» BRIEF
Reproduce the passage of the article below on building a voice assistant in JavaScript that lies between "Most of the" and "Emscripten and asm.js.", inclusive.

Building a Voice Assistant in JavaScript

tl;dr: You can build a voice assistant in JavaScript with existing open source libraries but the result sucks.

In the last couple of days, I explored the voice in the browser. Here are my findings.

What’s available

Most of the voice related libraries in JavaScript that I found are simple wrappers around the Web Speech API. Under the hood browsers use external services so I ruled out these libraries immediately as I wanted something that works offline.

What I found:

pocketsphinx.js for voice recognition
speak.js for voice synthesis (several forks available)

Both these projects are brought to the web thanks to Emscripten and asm.js.

Building a (not so) intelligent voice assistant

Thanks to a discussion with my friend Thomas this weekend, CENode.js was brought to my attention. It’s an open source project to enable human-machine conversation based on a human-friendly format. It can be used to simulate intelligence.

I had all the elements at hand to build a browser-based, offline voice assistant (Think Siri, OK Google, Amazon Echo…).

Coding (or rather gluing)

Gluing all parts together was unsurprisingly easy. Pocketsphinx.js calls a function when the web worker has a final hypothesis:

worker.onmessage = (evt) => {
  if (evt.data.hyp !== undefined && evt.data.final) {
    gotHypothesis(evt.data.hyp)
  }
}

I can feed this hypothesis to CENode.js by creating a new card:

function gotHypothesis(hypothesis) {
  const card =
    "there is a nl card named '{uid}' that is to the agent 'agent1' and is from the individual 'User' and has the timestamp '{now}' as timestamp and has '" +
    hypothesis.replace(/'/g, "\\'") +
    "' as content."

» RECORD EXTRACTS
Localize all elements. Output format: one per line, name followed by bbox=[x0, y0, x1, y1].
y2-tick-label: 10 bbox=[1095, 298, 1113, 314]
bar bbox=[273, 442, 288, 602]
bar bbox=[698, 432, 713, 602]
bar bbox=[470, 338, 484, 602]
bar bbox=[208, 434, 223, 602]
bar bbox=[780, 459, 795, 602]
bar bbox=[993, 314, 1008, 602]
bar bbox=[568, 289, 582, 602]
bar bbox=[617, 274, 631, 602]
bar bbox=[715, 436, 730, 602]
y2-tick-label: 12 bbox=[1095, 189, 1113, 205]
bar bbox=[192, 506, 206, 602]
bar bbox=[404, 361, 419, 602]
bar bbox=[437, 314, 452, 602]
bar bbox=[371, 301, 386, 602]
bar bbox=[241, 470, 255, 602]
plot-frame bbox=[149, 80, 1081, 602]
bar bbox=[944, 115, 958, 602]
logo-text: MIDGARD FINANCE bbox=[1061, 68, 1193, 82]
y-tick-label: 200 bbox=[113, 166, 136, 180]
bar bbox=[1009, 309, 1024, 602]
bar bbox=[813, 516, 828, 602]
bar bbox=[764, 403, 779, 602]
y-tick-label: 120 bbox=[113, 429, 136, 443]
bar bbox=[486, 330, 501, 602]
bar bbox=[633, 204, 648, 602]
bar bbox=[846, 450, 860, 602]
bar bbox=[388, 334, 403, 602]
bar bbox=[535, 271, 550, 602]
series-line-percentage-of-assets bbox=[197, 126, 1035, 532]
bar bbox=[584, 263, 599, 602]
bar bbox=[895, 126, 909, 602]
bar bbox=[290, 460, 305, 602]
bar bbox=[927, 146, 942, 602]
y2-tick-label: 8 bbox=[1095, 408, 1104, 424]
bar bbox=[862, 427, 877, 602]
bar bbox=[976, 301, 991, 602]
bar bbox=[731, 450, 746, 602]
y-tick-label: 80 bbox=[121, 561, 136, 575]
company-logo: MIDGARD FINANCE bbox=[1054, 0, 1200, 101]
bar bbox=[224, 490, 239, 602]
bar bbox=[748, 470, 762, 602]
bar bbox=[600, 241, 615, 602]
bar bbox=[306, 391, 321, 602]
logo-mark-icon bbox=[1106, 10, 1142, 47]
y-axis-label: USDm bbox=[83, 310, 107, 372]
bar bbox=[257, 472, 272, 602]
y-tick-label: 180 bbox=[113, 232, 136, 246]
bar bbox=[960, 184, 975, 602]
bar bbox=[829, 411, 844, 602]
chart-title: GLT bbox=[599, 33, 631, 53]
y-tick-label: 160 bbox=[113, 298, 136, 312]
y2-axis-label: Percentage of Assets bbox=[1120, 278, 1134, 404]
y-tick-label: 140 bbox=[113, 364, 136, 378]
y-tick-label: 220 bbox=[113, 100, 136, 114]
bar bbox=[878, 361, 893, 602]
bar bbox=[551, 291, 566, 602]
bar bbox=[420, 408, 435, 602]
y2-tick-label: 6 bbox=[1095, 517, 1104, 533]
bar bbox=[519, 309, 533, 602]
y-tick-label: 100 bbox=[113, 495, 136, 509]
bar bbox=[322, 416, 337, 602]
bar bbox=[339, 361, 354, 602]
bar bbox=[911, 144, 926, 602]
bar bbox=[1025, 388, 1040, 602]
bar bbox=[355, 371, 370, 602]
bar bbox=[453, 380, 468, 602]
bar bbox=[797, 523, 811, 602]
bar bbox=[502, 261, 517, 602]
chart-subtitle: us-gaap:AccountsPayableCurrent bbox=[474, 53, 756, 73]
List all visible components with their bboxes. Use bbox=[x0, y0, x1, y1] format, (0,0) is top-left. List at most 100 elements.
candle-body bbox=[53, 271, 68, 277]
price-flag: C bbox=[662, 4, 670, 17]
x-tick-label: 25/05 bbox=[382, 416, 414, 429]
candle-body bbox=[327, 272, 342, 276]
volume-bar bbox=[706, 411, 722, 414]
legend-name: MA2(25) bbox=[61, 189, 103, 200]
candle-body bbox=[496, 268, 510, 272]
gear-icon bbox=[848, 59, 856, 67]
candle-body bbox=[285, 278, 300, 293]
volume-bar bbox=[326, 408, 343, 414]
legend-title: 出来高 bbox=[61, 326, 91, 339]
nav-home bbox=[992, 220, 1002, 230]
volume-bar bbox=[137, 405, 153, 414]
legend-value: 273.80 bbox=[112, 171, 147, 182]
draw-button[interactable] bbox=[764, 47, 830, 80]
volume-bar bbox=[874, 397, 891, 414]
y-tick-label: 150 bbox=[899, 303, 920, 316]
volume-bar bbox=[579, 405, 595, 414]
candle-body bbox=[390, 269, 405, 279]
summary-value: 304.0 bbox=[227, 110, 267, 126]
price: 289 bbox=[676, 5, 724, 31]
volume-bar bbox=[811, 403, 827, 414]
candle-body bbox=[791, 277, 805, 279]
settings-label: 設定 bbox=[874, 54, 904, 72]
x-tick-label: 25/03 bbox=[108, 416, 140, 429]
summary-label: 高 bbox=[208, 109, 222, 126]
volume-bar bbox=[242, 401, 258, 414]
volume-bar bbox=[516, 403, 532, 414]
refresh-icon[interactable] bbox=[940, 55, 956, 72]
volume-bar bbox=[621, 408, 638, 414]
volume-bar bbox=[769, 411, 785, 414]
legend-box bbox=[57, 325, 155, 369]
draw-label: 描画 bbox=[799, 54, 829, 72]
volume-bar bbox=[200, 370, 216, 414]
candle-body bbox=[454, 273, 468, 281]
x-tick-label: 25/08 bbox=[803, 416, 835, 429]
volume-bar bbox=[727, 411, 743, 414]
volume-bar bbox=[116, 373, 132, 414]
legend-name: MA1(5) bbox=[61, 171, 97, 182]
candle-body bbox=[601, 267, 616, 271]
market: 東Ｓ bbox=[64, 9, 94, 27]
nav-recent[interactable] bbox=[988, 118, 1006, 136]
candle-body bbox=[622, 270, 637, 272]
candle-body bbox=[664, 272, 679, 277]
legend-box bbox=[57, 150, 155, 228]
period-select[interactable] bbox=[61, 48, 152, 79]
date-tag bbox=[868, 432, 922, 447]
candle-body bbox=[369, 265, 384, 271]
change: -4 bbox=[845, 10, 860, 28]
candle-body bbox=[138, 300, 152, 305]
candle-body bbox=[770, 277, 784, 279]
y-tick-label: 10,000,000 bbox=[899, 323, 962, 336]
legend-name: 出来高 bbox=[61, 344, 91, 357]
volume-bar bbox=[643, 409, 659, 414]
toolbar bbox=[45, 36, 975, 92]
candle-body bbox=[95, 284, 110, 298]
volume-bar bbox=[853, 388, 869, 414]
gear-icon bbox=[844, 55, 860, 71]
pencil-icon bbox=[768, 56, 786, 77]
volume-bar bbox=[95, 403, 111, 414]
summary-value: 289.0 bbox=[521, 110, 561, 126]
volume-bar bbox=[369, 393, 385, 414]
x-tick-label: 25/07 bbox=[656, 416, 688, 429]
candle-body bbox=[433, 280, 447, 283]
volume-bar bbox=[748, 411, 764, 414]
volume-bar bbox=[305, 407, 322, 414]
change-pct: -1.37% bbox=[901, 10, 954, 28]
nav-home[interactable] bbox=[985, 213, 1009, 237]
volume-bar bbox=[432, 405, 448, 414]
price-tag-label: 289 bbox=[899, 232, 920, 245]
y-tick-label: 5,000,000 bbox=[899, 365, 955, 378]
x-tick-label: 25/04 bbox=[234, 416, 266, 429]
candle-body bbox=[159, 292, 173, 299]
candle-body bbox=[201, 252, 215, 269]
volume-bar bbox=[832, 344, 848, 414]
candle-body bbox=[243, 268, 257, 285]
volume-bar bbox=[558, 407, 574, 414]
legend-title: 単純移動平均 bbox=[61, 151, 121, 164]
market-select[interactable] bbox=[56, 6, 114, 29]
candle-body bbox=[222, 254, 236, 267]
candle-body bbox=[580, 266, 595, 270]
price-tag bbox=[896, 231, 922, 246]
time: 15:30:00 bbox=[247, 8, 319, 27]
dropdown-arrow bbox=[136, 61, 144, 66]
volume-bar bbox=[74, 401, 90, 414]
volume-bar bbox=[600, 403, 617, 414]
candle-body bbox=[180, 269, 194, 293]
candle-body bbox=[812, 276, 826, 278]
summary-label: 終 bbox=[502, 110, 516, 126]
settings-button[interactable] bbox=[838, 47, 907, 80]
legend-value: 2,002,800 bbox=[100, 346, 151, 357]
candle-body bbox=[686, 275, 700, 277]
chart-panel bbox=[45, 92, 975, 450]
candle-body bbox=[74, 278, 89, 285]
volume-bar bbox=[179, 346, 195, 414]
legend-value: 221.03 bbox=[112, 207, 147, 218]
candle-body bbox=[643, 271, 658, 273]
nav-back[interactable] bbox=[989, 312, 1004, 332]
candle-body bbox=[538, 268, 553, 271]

» TASK RESPONSE
Most of the voice related libraries in JavaScript that I found are simple wrappers around the Web Speech API. Under the hood browsers use external services so I ruled out these libraries immediately as I wanted something that works offline.

What I found:

pocketsphinx.js for voice recognition
speak.js for voice synthesis (several forks available)

Both these projects are brought to the web thanks to Emscripten and asm.js.